[start]

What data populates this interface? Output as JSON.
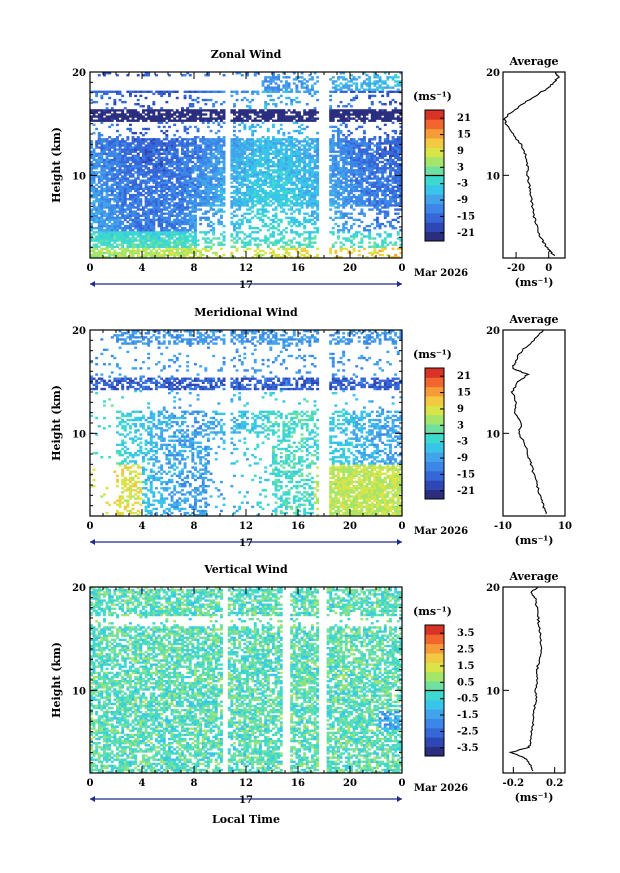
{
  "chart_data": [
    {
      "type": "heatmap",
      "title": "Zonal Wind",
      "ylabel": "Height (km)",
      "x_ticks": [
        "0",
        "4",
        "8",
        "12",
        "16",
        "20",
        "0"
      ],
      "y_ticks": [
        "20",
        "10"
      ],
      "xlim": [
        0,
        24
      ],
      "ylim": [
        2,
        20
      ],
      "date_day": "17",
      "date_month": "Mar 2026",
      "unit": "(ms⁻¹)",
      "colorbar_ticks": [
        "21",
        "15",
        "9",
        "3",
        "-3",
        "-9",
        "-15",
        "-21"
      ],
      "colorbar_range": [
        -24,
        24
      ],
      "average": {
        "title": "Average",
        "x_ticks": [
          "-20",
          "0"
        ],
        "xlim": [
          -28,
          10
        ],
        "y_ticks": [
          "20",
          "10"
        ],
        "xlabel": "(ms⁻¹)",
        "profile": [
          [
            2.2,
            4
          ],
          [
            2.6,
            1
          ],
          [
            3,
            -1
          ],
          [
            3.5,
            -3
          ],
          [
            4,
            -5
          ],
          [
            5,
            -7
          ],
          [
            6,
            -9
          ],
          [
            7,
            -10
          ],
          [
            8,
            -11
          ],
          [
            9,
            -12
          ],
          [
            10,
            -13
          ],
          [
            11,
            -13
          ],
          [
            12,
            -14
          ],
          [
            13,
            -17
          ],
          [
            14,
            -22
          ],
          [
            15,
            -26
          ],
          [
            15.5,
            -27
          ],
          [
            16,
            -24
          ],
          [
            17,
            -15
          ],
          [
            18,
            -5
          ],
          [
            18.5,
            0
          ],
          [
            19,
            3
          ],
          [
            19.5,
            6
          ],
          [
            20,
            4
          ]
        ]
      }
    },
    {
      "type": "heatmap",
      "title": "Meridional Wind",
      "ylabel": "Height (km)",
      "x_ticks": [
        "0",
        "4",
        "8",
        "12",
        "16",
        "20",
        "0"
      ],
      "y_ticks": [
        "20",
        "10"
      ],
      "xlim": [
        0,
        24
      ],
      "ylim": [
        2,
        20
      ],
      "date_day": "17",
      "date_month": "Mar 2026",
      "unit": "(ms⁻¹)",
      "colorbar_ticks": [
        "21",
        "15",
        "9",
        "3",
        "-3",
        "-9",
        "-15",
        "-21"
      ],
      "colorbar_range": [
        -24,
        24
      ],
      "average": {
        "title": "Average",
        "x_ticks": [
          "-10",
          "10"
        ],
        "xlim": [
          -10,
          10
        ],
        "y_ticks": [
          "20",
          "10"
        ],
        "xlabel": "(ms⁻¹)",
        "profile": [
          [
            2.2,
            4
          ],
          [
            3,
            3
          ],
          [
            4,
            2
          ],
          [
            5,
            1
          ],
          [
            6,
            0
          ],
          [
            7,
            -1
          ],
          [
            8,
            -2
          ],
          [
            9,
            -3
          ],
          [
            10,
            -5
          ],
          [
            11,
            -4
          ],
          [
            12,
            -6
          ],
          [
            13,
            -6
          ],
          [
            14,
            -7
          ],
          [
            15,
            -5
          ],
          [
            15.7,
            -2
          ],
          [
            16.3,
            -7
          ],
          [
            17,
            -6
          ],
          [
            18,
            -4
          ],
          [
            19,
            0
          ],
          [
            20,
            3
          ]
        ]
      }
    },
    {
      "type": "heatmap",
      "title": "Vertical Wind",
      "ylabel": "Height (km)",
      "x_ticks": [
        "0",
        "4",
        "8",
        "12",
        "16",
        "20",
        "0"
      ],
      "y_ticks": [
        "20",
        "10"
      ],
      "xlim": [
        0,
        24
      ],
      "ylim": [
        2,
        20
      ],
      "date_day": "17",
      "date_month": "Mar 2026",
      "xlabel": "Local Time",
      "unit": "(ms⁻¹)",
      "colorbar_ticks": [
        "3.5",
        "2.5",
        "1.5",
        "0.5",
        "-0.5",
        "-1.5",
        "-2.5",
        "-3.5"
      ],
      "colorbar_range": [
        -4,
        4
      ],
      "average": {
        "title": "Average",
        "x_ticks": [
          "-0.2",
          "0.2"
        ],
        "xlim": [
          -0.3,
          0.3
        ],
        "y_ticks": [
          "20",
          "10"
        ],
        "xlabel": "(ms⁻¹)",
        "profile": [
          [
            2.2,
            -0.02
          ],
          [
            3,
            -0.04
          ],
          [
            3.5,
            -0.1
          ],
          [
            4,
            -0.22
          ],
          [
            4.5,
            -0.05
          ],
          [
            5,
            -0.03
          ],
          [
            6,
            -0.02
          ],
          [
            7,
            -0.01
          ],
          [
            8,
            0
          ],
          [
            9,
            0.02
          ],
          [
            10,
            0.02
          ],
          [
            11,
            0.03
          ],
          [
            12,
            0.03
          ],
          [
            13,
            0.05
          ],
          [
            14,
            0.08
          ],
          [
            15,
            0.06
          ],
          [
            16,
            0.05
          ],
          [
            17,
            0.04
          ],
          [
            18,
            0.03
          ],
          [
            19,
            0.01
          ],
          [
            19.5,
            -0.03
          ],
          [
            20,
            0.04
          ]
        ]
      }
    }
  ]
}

[end]

■ Exercise description
Output a faithful copy of the data, with each picture left out.

■ Worked solution
What data populates this interface? Output as JSON.
{
  "chart_data": [
    {
      "type": "heatmap",
      "title": "Zonal Wind",
      "ylabel": "Height (km)",
      "x_ticks": [
        "0",
        "4",
        "8",
        "12",
        "16",
        "20",
        "0"
      ],
      "y_ticks": [
        "20",
        "10"
      ],
      "xlim": [
        0,
        24
      ],
      "ylim": [
        2,
        20
      ],
      "date_day": "17",
      "date_month": "Mar 2026",
      "unit": "(ms⁻¹)",
      "colorbar_ticks": [
        "21",
        "15",
        "9",
        "3",
        "-3",
        "-9",
        "-15",
        "-21"
      ],
      "colorbar_range": [
        -24,
        24
      ],
      "average": {
        "title": "Average",
        "x_ticks": [
          "-20",
          "0"
        ],
        "xlim": [
          -28,
          10
        ],
        "y_ticks": [
          "20",
          "10"
        ],
        "xlabel": "(ms⁻¹)",
        "profile": [
          [
            2.2,
            4
          ],
          [
            2.6,
            1
          ],
          [
            3,
            -1
          ],
          [
            3.5,
            -3
          ],
          [
            4,
            -5
          ],
          [
            5,
            -7
          ],
          [
            6,
            -9
          ],
          [
            7,
            -10
          ],
          [
            8,
            -11
          ],
          [
            9,
            -12
          ],
          [
            10,
            -13
          ],
          [
            11,
            -13
          ],
          [
            12,
            -14
          ],
          [
            13,
            -17
          ],
          [
            14,
            -22
          ],
          [
            15,
            -26
          ],
          [
            15.5,
            -27
          ],
          [
            16,
            -24
          ],
          [
            17,
            -15
          ],
          [
            18,
            -5
          ],
          [
            18.5,
            0
          ],
          [
            19,
            3
          ],
          [
            19.5,
            6
          ],
          [
            20,
            4
          ]
        ]
      }
    },
    {
      "type": "heatmap",
      "title": "Meridional Wind",
      "ylabel": "Height (km)",
      "x_ticks": [
        "0",
        "4",
        "8",
        "12",
        "16",
        "20",
        "0"
      ],
      "y_ticks": [
        "20",
        "10"
      ],
      "xlim": [
        0,
        24
      ],
      "ylim": [
        2,
        20
      ],
      "date_day": "17",
      "date_month": "Mar 2026",
      "unit": "(ms⁻¹)",
      "colorbar_ticks": [
        "21",
        "15",
        "9",
        "3",
        "-3",
        "-9",
        "-15",
        "-21"
      ],
      "colorbar_range": [
        -24,
        24
      ],
      "average": {
        "title": "Average",
        "x_ticks": [
          "-10",
          "10"
        ],
        "xlim": [
          -10,
          10
        ],
        "y_ticks": [
          "20",
          "10"
        ],
        "xlabel": "(ms⁻¹)",
        "profile": [
          [
            2.2,
            4
          ],
          [
            3,
            3
          ],
          [
            4,
            2
          ],
          [
            5,
            1
          ],
          [
            6,
            0
          ],
          [
            7,
            -1
          ],
          [
            8,
            -2
          ],
          [
            9,
            -3
          ],
          [
            10,
            -5
          ],
          [
            11,
            -4
          ],
          [
            12,
            -6
          ],
          [
            13,
            -6
          ],
          [
            14,
            -7
          ],
          [
            15,
            -5
          ],
          [
            15.7,
            -2
          ],
          [
            16.3,
            -7
          ],
          [
            17,
            -6
          ],
          [
            18,
            -4
          ],
          [
            19,
            0
          ],
          [
            20,
            3
          ]
        ]
      }
    },
    {
      "type": "heatmap",
      "title": "Vertical Wind",
      "ylabel": "Height (km)",
      "x_ticks": [
        "0",
        "4",
        "8",
        "12",
        "16",
        "20",
        "0"
      ],
      "y_ticks": [
        "20",
        "10"
      ],
      "xlim": [
        0,
        24
      ],
      "ylim": [
        2,
        20
      ],
      "date_day": "17",
      "date_month": "Mar 2026",
      "xlabel": "Local Time",
      "unit": "(ms⁻¹)",
      "colorbar_ticks": [
        "3.5",
        "2.5",
        "1.5",
        "0.5",
        "-0.5",
        "-1.5",
        "-2.5",
        "-3.5"
      ],
      "colorbar_range": [
        -4,
        4
      ],
      "average": {
        "title": "Average",
        "x_ticks": [
          "-0.2",
          "0.2"
        ],
        "xlim": [
          -0.3,
          0.3
        ],
        "y_ticks": [
          "20",
          "10"
        ],
        "xlabel": "(ms⁻¹)",
        "profile": [
          [
            2.2,
            -0.02
          ],
          [
            3,
            -0.04
          ],
          [
            3.5,
            -0.1
          ],
          [
            4,
            -0.22
          ],
          [
            4.5,
            -0.05
          ],
          [
            5,
            -0.03
          ],
          [
            6,
            -0.02
          ],
          [
            7,
            -0.01
          ],
          [
            8,
            0
          ],
          [
            9,
            0.02
          ],
          [
            10,
            0.02
          ],
          [
            11,
            0.03
          ],
          [
            12,
            0.03
          ],
          [
            13,
            0.05
          ],
          [
            14,
            0.08
          ],
          [
            15,
            0.06
          ],
          [
            16,
            0.05
          ],
          [
            17,
            0.04
          ],
          [
            18,
            0.03
          ],
          [
            19,
            0.01
          ],
          [
            19.5,
            -0.03
          ],
          [
            20,
            0.04
          ]
        ]
      }
    }
  ]
}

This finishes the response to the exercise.